:: Problem requirements ::
Count how many lines of the data include "nucleus". The answer is that number and nothing else.

= Beginning of Section =

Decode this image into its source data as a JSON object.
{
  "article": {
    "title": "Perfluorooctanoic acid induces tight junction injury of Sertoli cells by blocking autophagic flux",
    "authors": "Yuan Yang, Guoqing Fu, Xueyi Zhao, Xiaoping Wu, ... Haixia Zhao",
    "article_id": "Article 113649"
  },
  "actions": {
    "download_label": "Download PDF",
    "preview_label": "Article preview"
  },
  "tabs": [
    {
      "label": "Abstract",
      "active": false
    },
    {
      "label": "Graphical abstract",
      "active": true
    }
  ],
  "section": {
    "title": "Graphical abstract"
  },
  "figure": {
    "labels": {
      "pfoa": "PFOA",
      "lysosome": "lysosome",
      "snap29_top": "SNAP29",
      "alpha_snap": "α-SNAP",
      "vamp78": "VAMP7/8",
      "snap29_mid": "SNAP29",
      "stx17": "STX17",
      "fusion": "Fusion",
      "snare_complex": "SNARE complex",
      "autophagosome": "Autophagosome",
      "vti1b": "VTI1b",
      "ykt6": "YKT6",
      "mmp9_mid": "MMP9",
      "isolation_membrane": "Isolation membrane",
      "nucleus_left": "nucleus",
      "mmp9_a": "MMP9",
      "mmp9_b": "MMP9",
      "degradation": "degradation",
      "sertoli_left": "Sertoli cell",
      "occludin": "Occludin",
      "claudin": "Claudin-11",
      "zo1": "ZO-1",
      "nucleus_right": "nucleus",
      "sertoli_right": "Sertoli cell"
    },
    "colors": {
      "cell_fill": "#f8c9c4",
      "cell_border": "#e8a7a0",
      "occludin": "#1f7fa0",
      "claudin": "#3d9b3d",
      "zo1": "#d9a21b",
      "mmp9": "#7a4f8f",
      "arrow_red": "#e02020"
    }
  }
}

= End of Section =

:: Answer for the task ::
2